▶ [INSTRUCTIONS FOR THE TASK]: Entries follow. Set all of them down as they stand.

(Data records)
==================================================

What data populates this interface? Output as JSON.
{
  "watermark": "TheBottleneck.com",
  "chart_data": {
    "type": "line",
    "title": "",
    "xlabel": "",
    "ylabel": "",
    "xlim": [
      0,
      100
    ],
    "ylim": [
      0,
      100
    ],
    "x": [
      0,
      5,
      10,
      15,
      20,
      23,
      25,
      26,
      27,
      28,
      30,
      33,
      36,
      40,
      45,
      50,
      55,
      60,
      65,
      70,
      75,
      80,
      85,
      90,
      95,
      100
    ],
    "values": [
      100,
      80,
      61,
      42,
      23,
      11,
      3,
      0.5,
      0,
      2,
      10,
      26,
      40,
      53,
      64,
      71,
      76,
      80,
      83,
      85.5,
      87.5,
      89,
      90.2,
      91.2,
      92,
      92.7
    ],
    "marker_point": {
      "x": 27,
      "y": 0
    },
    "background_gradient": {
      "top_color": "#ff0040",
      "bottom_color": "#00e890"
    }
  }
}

==================================================

▶ [EXERCISE ANSWER]:
What data populates this interface? Output as JSON.
{
  "watermark": "TheBottleneck.com",
  "chart_data": {
    "type": "line",
    "title": "",
    "xlabel": "",
    "ylabel": "",
    "xlim": [
      0,
      100
    ],
    "ylim": [
      0,
      100
    ],
    "x": [
      0,
      5,
      10,
      15,
      20,
      23,
      25,
      26,
      27,
      28,
      30,
      33,
      36,
      40,
      45,
      50,
      55,
      60,
      65,
      70,
      75,
      80,
      85,
      90,
      95,
      100
    ],
    "values": [
      100,
      80,
      61,
      42,
      23,
      11,
      3,
      0.5,
      0,
      2,
      10,
      26,
      40,
      53,
      64,
      71,
      76,
      80,
      83,
      85.5,
      87.5,
      89,
      90.2,
      91.2,
      92,
      92.7
    ],
    "marker_point": {
      "x": 27,
      "y": 0
    },
    "background_gradient": {
      "top_color": "#ff0040",
      "bottom_color": "#00e890"
    }
  }
}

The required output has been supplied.